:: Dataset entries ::
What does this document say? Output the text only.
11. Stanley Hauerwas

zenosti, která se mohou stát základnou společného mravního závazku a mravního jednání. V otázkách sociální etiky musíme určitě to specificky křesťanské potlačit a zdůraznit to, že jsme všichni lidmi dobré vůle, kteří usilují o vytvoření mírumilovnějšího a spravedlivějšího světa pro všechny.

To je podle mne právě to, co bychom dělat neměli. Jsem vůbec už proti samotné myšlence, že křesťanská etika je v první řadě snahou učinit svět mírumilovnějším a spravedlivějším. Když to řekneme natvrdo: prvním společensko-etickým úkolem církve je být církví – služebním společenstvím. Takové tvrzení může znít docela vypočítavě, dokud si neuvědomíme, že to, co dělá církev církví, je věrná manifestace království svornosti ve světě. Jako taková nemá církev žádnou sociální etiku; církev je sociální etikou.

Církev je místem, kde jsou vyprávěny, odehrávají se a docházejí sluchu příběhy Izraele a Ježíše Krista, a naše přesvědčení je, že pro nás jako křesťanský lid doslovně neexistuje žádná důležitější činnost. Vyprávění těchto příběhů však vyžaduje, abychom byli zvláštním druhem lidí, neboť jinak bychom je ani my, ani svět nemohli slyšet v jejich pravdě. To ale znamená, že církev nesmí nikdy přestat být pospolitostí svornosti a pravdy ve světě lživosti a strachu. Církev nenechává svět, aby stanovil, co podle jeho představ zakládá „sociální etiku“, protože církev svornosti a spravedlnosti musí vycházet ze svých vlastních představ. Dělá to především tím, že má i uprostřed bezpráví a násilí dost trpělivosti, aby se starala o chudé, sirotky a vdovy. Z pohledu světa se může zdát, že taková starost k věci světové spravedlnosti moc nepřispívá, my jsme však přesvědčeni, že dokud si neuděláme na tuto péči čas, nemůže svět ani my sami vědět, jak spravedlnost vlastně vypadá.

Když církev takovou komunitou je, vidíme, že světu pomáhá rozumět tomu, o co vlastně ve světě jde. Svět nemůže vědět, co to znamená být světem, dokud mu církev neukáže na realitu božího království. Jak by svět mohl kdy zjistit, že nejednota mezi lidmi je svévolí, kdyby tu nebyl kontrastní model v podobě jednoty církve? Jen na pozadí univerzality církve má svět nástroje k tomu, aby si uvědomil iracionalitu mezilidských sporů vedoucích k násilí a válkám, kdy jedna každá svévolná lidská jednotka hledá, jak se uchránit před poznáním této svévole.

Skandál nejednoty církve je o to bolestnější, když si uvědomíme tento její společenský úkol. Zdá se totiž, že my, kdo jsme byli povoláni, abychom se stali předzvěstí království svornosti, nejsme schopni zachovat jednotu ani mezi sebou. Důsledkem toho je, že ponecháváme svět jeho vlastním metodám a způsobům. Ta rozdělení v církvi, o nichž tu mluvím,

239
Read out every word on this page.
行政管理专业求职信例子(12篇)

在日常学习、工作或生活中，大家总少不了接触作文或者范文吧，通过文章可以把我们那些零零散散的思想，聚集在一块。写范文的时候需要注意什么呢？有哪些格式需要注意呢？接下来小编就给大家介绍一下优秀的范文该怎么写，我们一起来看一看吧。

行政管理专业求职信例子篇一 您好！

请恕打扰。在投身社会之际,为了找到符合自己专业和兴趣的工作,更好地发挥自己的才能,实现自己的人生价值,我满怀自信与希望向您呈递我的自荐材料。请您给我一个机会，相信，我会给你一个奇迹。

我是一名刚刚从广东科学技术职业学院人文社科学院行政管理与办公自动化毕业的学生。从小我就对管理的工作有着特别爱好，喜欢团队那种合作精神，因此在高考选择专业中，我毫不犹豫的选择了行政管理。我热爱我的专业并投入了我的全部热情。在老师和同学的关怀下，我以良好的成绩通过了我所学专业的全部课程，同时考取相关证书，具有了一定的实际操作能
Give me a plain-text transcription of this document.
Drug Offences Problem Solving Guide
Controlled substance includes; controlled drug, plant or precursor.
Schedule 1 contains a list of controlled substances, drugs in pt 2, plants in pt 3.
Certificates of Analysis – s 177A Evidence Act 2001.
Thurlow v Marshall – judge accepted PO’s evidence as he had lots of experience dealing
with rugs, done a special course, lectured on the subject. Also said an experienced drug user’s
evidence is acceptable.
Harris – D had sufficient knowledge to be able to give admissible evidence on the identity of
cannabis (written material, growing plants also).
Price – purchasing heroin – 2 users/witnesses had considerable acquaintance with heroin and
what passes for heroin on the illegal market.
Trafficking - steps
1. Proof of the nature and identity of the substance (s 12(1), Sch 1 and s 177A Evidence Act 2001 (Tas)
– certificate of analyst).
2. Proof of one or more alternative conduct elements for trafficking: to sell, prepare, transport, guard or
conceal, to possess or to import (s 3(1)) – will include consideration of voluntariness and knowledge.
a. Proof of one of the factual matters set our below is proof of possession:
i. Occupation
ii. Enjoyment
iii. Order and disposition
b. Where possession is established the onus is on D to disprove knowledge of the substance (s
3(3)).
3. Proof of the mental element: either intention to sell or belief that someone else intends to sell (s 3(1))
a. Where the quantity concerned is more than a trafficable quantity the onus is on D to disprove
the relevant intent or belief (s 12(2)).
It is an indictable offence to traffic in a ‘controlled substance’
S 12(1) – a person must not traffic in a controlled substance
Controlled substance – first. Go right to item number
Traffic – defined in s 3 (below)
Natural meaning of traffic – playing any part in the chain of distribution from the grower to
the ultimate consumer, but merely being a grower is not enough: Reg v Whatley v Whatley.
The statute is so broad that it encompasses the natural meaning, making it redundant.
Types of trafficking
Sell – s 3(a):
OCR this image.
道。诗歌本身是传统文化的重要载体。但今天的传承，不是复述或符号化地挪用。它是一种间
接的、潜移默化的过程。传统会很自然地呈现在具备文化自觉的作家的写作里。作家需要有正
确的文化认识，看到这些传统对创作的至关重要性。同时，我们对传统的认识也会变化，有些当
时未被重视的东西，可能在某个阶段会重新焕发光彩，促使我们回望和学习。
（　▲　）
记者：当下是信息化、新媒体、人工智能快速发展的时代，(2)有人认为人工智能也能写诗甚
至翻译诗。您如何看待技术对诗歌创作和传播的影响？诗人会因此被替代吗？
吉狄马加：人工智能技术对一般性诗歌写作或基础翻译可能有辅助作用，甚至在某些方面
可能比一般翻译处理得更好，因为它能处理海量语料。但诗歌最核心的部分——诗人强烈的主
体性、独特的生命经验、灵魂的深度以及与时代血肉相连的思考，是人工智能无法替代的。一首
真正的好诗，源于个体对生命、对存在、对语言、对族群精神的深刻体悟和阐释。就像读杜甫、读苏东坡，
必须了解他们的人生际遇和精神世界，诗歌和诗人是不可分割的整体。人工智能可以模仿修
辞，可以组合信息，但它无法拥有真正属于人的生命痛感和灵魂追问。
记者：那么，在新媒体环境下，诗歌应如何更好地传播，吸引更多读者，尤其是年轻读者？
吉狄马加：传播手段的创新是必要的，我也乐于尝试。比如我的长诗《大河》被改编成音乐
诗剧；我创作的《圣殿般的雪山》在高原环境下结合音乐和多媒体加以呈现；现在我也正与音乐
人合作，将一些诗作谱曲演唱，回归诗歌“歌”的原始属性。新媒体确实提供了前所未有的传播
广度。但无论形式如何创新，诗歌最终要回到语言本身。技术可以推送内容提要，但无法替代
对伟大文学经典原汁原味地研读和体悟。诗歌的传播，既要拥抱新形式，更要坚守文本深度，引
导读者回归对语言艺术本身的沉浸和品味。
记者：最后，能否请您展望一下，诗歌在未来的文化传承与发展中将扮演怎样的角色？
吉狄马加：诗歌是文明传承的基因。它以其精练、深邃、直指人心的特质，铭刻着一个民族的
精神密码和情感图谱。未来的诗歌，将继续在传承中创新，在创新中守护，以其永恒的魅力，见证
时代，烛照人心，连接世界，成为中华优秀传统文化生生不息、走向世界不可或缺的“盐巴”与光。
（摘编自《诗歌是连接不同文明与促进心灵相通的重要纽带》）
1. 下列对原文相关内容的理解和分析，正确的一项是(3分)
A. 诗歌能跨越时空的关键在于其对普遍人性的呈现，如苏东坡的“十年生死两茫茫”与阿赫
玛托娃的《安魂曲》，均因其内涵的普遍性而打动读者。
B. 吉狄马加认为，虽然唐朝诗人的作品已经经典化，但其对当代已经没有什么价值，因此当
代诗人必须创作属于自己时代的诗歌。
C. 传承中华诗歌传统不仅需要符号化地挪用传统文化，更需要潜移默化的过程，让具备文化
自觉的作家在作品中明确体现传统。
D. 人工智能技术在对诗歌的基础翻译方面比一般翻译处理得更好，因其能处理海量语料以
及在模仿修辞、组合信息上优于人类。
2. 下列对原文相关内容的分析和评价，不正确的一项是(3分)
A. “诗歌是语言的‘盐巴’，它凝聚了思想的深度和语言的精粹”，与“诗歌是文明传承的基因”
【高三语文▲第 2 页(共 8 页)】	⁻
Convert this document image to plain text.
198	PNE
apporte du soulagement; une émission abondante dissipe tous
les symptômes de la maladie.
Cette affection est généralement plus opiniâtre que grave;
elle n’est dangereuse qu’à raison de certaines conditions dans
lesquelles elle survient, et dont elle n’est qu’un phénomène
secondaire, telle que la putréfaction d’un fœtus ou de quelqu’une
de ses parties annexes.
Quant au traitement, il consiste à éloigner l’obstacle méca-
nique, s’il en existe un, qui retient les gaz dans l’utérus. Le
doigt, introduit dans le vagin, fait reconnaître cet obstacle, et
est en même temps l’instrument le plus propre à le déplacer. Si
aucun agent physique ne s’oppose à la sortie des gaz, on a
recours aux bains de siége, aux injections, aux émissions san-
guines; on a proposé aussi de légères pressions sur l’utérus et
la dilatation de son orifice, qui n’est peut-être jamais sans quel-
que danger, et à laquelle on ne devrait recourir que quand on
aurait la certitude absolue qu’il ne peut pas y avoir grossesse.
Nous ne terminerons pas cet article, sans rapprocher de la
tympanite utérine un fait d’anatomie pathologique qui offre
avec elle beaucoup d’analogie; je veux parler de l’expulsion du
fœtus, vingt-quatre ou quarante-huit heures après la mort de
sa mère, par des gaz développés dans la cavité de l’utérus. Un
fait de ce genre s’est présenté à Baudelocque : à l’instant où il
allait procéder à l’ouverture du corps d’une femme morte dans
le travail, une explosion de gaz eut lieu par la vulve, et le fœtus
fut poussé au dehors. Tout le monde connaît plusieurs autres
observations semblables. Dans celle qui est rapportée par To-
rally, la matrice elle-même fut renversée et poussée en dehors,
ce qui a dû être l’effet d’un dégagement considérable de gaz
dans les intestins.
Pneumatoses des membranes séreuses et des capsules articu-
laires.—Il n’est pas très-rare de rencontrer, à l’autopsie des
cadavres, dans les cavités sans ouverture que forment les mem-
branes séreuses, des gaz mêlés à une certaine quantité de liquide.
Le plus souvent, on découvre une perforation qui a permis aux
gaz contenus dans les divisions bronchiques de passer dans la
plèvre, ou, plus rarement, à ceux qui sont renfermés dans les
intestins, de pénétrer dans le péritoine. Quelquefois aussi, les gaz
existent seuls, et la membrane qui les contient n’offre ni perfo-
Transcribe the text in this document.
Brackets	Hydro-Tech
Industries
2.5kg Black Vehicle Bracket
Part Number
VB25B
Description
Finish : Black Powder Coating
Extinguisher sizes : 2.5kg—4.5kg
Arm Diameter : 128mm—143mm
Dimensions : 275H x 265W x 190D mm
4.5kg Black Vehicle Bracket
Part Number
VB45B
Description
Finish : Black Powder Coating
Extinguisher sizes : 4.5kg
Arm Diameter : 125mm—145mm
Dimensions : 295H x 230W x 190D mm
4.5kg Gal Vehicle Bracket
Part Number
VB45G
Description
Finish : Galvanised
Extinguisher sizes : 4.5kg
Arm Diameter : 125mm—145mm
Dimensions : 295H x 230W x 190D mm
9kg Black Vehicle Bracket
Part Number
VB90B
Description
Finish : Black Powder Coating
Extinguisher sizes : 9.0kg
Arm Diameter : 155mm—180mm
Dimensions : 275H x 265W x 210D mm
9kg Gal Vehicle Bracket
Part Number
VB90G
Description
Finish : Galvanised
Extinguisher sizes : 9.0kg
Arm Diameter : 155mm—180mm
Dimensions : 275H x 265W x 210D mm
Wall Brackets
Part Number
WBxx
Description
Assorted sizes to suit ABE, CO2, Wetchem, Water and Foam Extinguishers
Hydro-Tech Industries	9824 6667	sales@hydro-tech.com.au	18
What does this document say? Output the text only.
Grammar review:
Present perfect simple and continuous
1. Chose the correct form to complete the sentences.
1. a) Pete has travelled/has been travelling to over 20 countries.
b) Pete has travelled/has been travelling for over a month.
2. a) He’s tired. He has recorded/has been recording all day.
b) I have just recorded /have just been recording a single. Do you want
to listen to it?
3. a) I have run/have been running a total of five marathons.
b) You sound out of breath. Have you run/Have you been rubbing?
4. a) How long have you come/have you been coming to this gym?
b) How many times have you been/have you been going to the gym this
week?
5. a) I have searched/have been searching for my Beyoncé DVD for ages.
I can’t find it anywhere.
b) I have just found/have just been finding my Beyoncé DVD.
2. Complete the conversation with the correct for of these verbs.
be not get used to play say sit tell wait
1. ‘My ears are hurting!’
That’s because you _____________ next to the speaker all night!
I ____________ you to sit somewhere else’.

:: Task ::
Copy down every line of the material above that includes the string "même".

:: The output ::
est en même temps l’instrument le plus propre à le déplacer. Si
rally, la matrice elle-même fut renversée et poussée en dehors,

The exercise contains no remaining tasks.